*TASK GOAL*:
Copy every line from the data below in which the string "color" can be found.

### SUPPLIED INFORMATION ###

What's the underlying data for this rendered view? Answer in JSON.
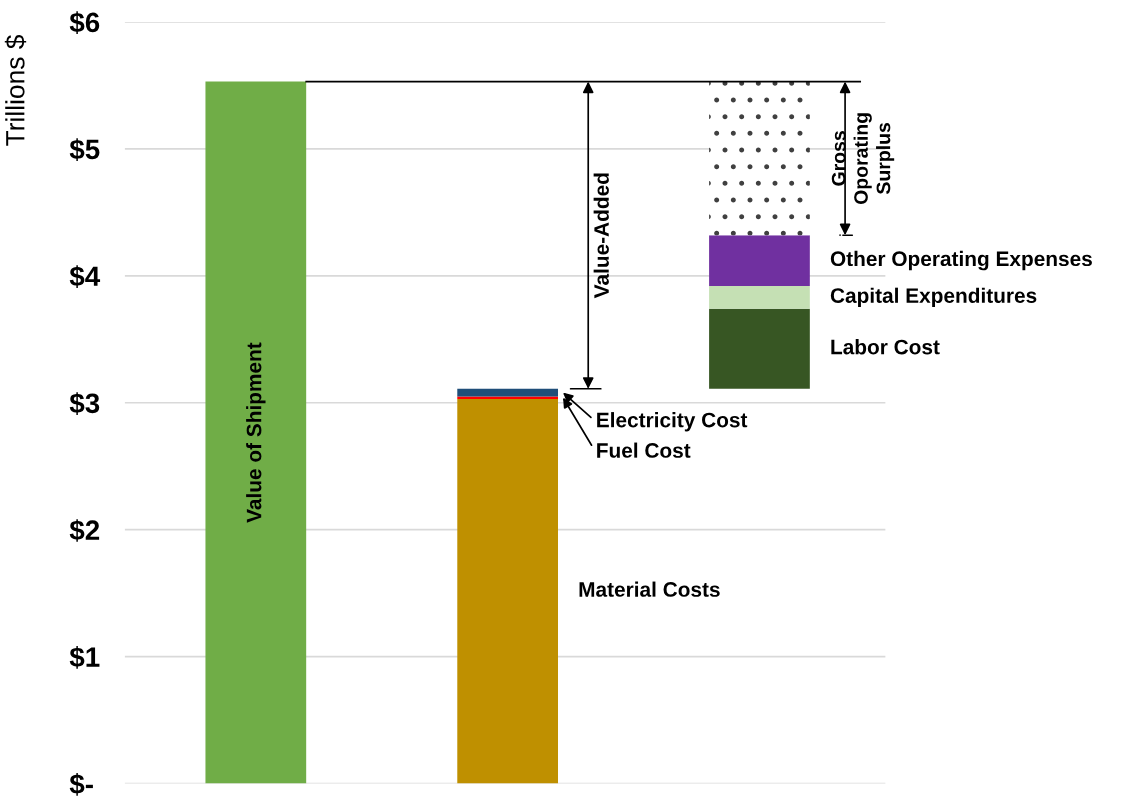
{
  "chart_data": {
    "type": "bar",
    "ylabel": "Trillions $",
    "categories": [
      null,
      null,
      null
    ],
    "series": [
      {
        "name": "Value of Shipment",
        "color": "#70ad47",
        "values": [
          5.53,
          null,
          null
        ],
        "base": [
          0,
          null,
          null
        ]
      },
      {
        "name": "Material Costs",
        "color": "#bf9000",
        "values": [
          null,
          3.03,
          null
        ],
        "base": [
          null,
          0,
          null
        ]
      },
      {
        "name": "Fuel Cost",
        "color": "#ff0000",
        "values": [
          null,
          0.02,
          null
        ],
        "base": [
          null,
          3.03,
          null
        ]
      },
      {
        "name": "Electricity Cost",
        "color": "#1f4e79",
        "values": [
          null,
          0.06,
          null
        ],
        "base": [
          null,
          3.05,
          null
        ]
      },
      {
        "name": "Labor Cost",
        "color": "#375623",
        "values": [
          null,
          null,
          0.63
        ],
        "base": [
          null,
          null,
          3.11
        ]
      },
      {
        "name": "Capital Expenditures",
        "color": "#c5e0b4",
        "values": [
          null,
          null,
          0.18
        ],
        "base": [
          null,
          null,
          3.74
        ]
      },
      {
        "name": "Other Operating Expenses",
        "color": "#7030a0",
        "values": [
          null,
          null,
          0.4
        ],
        "base": [
          null,
          null,
          3.92
        ]
      },
      {
        "name": "Gross\nOporating\nSurplus",
        "color": "#ffffff",
        "values": [
          null,
          null,
          1.21
        ],
        "base": [
          null,
          null,
          4.32
        ]
      }
    ],
    "annotations": [
      "Value-Added"
    ],
    "ylim": [
      0,
      6
    ],
    "yticks": [
      {
        "value": 0,
        "label": "$-"
      },
      {
        "value": 1,
        "label": "$1"
      },
      {
        "value": 2,
        "label": "$2"
      },
      {
        "value": 3,
        "label": "$3"
      },
      {
        "value": 4,
        "label": "$4"
      },
      {
        "value": 5,
        "label": "$5"
      },
      {
        "value": 6,
        "label": "$6"
      }
    ],
    "ref_lines": [
      {
        "axis": "y",
        "value": 5.53,
        "label": null,
        "color": "#000000"
      }
    ],
    "grid": "y"
  }
}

###

*REPLY*:
        "color": "#70ad47",
        "color": "#bf9000",
        "color": "#ff0000",
        "color": "#1f4e79",
        "color": "#375623",
        "color": "#c5e0b4",
        "color": "#7030a0",
        "color": "#ffffff",
        "color": "#000000"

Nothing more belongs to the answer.